(begin)

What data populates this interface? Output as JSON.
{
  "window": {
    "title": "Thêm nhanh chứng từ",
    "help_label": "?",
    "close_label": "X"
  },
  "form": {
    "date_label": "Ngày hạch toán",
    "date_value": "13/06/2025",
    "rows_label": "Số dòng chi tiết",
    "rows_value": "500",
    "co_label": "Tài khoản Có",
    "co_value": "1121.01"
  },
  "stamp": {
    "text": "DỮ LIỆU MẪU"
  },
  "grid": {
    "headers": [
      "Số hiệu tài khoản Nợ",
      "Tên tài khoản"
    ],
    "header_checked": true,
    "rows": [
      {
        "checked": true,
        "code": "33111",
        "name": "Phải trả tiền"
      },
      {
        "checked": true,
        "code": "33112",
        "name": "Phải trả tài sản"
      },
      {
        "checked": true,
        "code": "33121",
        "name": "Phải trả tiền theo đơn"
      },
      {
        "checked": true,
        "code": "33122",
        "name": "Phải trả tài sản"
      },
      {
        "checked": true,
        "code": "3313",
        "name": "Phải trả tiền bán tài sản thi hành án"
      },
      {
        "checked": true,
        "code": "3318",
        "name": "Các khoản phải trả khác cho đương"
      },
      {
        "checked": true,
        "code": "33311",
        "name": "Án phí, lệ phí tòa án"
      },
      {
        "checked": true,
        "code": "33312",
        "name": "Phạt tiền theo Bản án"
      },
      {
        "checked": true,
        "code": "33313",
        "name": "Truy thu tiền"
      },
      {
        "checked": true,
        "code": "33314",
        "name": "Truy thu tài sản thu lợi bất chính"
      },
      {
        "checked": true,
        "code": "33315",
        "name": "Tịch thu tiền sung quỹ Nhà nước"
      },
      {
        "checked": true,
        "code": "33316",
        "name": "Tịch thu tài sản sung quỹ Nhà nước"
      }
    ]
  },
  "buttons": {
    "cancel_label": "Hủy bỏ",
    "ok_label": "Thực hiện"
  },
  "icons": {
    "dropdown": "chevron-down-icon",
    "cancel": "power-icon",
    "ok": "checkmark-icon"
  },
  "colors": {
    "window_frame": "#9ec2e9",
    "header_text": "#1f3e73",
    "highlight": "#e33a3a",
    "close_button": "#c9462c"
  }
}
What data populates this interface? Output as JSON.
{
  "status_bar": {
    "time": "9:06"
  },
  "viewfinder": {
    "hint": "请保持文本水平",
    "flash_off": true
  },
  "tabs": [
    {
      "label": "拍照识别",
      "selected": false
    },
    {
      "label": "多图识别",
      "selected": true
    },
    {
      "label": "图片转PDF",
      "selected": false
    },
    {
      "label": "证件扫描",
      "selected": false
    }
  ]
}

(end)

* [Short task]
Write the listing out again, exactly as it reads.

* [Solution for this task]
What data populates this interface? Output as JSON.
{
  "window": {
    "title": "Thêm nhanh chứng từ",
    "help_label": "?",
    "close_label": "X"
  },
  "form": {
    "date_label": "Ngày hạch toán",
    "date_value": "13/06/2025",
    "rows_label": "Số dòng chi tiết",
    "rows_value": "500",
    "co_label": "Tài khoản Có",
    "co_value": "1121.01"
  },
  "stamp": {
    "text": "DỮ LIỆU MẪU"
  },
  "grid": {
    "headers": [
      "Số hiệu tài khoản Nợ",
      "Tên tài khoản"
    ],
    "header_checked": true,
    "rows": [
      {
        "checked": true,
        "code": "33111",
        "name": "Phải trả tiền"
      },
      {
        "checked": true,
        "code": "33112",
        "name": "Phải trả tài sản"
      },
      {
        "checked": true,
        "code": "33121",
        "name": "Phải trả tiền theo đơn"
      },
      {
        "checked": true,
        "code": "33122",
        "name": "Phải trả tài sản"
      },
      {
        "checked": true,
        "code": "3313",
        "name": "Phải trả tiền bán tài sản thi hành án"
      },
      {
        "checked": true,
        "code": "3318",
        "name": "Các khoản phải trả khác cho đương"
      },
      {
        "checked": true,
        "code": "33311",
        "name": "Án phí, lệ phí tòa án"
      },
      {
        "checked": true,
        "code": "33312",
        "name": "Phạt tiền theo Bản án"
      },
      {
        "checked": true,
        "code": "33313",
        "name": "Truy thu tiền"
      },
      {
        "checked": true,
        "code": "33314",
        "name": "Truy thu tài sản thu lợi bất chính"
      },
      {
        "checked": true,
        "code": "33315",
        "name": "Tịch thu tiền sung quỹ Nhà nước"
      },
      {
        "checked": true,
        "code": "33316",
        "name": "Tịch thu tài sản sung quỹ Nhà nước"
      }
    ]
  },
  "buttons": {
    "cancel_label": "Hủy bỏ",
    "ok_label": "Thực hiện"
  },
  "icons": {
    "dropdown": "chevron-down-icon",
    "cancel": "power-icon",
    "ok": "checkmark-icon"
  },
  "colors": {
    "window_frame": "#9ec2e9",
    "header_text": "#1f3e73",
    "highlight": "#e33a3a",
    "close_button": "#c9462c"
  }
}
What data populates this interface? Output as JSON.
{
  "status_bar": {
    "time": "9:06"
  },
  "viewfinder": {
    "hint": "请保持文本水平",
    "flash_off": true
  },
  "tabs": [
    {
      "label": "拍照识别",
      "selected": false
    },
    {
      "label": "多图识别",
      "selected": true
    },
    {
      "label": "图片转PDF",
      "selected": false
    },
    {
      "label": "证件扫描",
      "selected": false
    }
  ]
}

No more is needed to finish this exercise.